- Aim of the exercise:
Copy the listing verbatim, excluding any images found in it.

- Records supplied:
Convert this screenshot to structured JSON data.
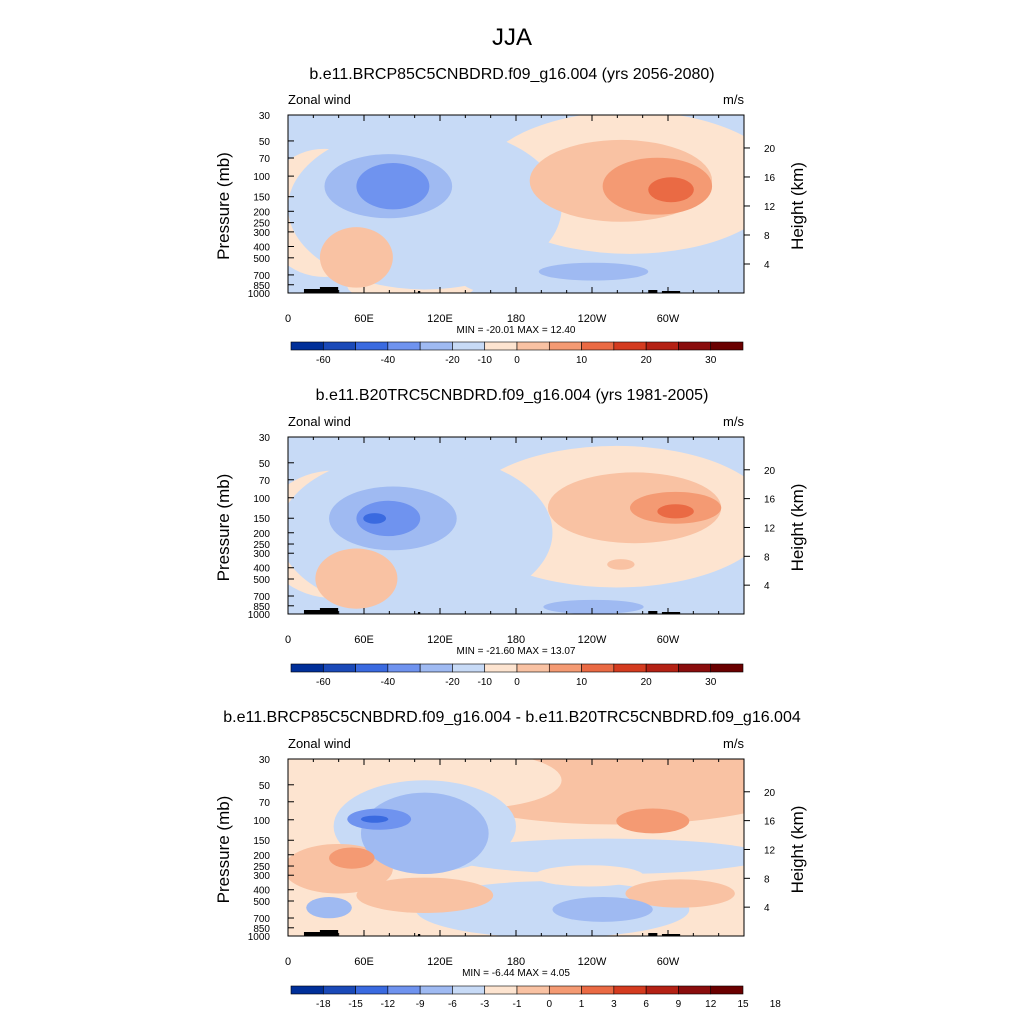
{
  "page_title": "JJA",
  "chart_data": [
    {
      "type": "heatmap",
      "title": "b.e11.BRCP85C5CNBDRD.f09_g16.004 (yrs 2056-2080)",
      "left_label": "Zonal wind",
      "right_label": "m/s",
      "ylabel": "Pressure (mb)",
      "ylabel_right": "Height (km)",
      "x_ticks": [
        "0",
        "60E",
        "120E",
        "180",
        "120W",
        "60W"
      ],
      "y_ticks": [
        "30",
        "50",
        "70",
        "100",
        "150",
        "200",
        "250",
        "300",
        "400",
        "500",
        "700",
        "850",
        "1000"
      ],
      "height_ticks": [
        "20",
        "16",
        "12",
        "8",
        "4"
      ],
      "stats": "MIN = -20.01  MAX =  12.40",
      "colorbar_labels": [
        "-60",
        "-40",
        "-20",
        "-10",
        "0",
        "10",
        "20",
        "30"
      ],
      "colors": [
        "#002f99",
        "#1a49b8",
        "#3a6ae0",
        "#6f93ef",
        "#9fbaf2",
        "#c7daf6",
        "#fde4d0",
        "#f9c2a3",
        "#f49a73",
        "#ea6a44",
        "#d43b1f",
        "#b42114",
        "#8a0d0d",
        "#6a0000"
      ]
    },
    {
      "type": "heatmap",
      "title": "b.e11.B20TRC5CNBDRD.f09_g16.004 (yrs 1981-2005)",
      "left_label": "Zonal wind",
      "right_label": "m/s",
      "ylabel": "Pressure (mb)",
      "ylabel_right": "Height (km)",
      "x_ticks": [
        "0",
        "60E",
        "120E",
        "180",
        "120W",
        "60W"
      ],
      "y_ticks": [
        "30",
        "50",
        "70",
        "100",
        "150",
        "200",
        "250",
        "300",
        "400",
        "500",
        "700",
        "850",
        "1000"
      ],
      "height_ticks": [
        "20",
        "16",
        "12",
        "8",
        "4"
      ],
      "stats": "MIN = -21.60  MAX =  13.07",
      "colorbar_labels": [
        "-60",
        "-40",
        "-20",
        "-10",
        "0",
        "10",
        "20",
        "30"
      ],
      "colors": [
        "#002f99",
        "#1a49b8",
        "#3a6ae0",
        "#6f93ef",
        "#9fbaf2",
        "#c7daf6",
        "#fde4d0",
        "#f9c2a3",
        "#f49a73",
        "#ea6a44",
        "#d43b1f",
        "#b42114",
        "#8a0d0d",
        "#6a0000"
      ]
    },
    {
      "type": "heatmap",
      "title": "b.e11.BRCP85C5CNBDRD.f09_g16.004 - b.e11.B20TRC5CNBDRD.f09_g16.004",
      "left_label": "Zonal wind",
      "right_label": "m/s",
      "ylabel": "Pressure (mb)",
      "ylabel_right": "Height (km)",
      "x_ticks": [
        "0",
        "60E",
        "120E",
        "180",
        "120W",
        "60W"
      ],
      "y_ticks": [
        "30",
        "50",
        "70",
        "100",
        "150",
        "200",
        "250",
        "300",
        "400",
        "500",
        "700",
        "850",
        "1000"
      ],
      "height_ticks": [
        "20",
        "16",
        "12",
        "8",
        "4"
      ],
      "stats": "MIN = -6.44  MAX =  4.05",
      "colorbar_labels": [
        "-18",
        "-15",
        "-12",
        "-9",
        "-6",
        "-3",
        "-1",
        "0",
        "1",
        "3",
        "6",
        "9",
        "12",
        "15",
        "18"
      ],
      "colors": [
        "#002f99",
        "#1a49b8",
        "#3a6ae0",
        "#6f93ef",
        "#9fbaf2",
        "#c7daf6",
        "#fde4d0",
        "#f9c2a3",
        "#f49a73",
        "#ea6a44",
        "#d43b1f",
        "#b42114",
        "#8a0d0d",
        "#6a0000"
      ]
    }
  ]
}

- The completed task:
Convert this screenshot to structured JSON data.
{
  "page_title": "JJA",
  "chart_data": [
    {
      "type": "heatmap",
      "title": "b.e11.BRCP85C5CNBDRD.f09_g16.004 (yrs 2056-2080)",
      "left_label": "Zonal wind",
      "right_label": "m/s",
      "ylabel": "Pressure (mb)",
      "ylabel_right": "Height (km)",
      "x_ticks": [
        "0",
        "60E",
        "120E",
        "180",
        "120W",
        "60W"
      ],
      "y_ticks": [
        "30",
        "50",
        "70",
        "100",
        "150",
        "200",
        "250",
        "300",
        "400",
        "500",
        "700",
        "850",
        "1000"
      ],
      "height_ticks": [
        "20",
        "16",
        "12",
        "8",
        "4"
      ],
      "stats": "MIN = -20.01  MAX =  12.40",
      "colorbar_labels": [
        "-60",
        "-40",
        "-20",
        "-10",
        "0",
        "10",
        "20",
        "30"
      ],
      "colors": [
        "#002f99",
        "#1a49b8",
        "#3a6ae0",
        "#6f93ef",
        "#9fbaf2",
        "#c7daf6",
        "#fde4d0",
        "#f9c2a3",
        "#f49a73",
        "#ea6a44",
        "#d43b1f",
        "#b42114",
        "#8a0d0d",
        "#6a0000"
      ]
    },
    {
      "type": "heatmap",
      "title": "b.e11.B20TRC5CNBDRD.f09_g16.004 (yrs 1981-2005)",
      "left_label": "Zonal wind",
      "right_label": "m/s",
      "ylabel": "Pressure (mb)",
      "ylabel_right": "Height (km)",
      "x_ticks": [
        "0",
        "60E",
        "120E",
        "180",
        "120W",
        "60W"
      ],
      "y_ticks": [
        "30",
        "50",
        "70",
        "100",
        "150",
        "200",
        "250",
        "300",
        "400",
        "500",
        "700",
        "850",
        "1000"
      ],
      "height_ticks": [
        "20",
        "16",
        "12",
        "8",
        "4"
      ],
      "stats": "MIN = -21.60  MAX =  13.07",
      "colorbar_labels": [
        "-60",
        "-40",
        "-20",
        "-10",
        "0",
        "10",
        "20",
        "30"
      ],
      "colors": [
        "#002f99",
        "#1a49b8",
        "#3a6ae0",
        "#6f93ef",
        "#9fbaf2",
        "#c7daf6",
        "#fde4d0",
        "#f9c2a3",
        "#f49a73",
        "#ea6a44",
        "#d43b1f",
        "#b42114",
        "#8a0d0d",
        "#6a0000"
      ]
    },
    {
      "type": "heatmap",
      "title": "b.e11.BRCP85C5CNBDRD.f09_g16.004 - b.e11.B20TRC5CNBDRD.f09_g16.004",
      "left_label": "Zonal wind",
      "right_label": "m/s",
      "ylabel": "Pressure (mb)",
      "ylabel_right": "Height (km)",
      "x_ticks": [
        "0",
        "60E",
        "120E",
        "180",
        "120W",
        "60W"
      ],
      "y_ticks": [
        "30",
        "50",
        "70",
        "100",
        "150",
        "200",
        "250",
        "300",
        "400",
        "500",
        "700",
        "850",
        "1000"
      ],
      "height_ticks": [
        "20",
        "16",
        "12",
        "8",
        "4"
      ],
      "stats": "MIN = -6.44  MAX =  4.05",
      "colorbar_labels": [
        "-18",
        "-15",
        "-12",
        "-9",
        "-6",
        "-3",
        "-1",
        "0",
        "1",
        "3",
        "6",
        "9",
        "12",
        "15",
        "18"
      ],
      "colors": [
        "#002f99",
        "#1a49b8",
        "#3a6ae0",
        "#6f93ef",
        "#9fbaf2",
        "#c7daf6",
        "#fde4d0",
        "#f9c2a3",
        "#f49a73",
        "#ea6a44",
        "#d43b1f",
        "#b42114",
        "#8a0d0d",
        "#6a0000"
      ]
    }
  ]
}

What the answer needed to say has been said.